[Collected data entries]
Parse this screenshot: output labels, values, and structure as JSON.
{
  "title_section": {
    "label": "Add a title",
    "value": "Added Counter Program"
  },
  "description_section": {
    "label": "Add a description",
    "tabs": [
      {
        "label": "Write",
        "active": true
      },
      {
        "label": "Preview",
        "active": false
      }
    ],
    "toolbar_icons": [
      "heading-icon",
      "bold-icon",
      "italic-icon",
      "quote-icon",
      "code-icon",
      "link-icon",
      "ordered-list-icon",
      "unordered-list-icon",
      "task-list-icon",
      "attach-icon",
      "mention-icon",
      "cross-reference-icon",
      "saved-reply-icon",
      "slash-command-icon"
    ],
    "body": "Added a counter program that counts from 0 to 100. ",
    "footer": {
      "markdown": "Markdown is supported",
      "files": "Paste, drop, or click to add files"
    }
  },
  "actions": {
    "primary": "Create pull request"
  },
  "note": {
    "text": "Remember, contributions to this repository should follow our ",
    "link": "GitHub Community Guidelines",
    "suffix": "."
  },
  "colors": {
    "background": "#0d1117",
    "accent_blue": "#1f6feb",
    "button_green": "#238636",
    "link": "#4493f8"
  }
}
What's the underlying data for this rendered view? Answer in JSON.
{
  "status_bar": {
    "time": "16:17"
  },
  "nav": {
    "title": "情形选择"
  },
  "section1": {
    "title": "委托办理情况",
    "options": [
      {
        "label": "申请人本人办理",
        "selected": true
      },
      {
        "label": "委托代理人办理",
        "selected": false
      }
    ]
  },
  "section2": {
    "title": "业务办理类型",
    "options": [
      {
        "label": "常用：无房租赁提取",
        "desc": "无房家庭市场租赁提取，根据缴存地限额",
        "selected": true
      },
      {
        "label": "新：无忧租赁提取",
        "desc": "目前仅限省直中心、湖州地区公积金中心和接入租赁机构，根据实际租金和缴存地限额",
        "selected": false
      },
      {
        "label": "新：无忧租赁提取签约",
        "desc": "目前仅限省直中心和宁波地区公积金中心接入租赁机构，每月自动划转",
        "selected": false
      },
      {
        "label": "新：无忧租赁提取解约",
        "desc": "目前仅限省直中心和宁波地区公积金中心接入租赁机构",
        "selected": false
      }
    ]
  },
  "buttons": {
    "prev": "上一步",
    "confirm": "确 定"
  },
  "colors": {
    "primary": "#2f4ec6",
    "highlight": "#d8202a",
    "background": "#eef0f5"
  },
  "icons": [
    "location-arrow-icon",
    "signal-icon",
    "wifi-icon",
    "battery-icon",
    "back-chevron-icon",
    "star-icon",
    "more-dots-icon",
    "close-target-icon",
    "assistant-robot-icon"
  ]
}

(SET TASK)
Look over the listing. Pull out every line with the string "JSON" in it.

(ANSWER TO THE EXERCISE)
Parse this screenshot: output labels, values, and structure as JSON.
What's the underlying data for this rendered view? Answer in JSON.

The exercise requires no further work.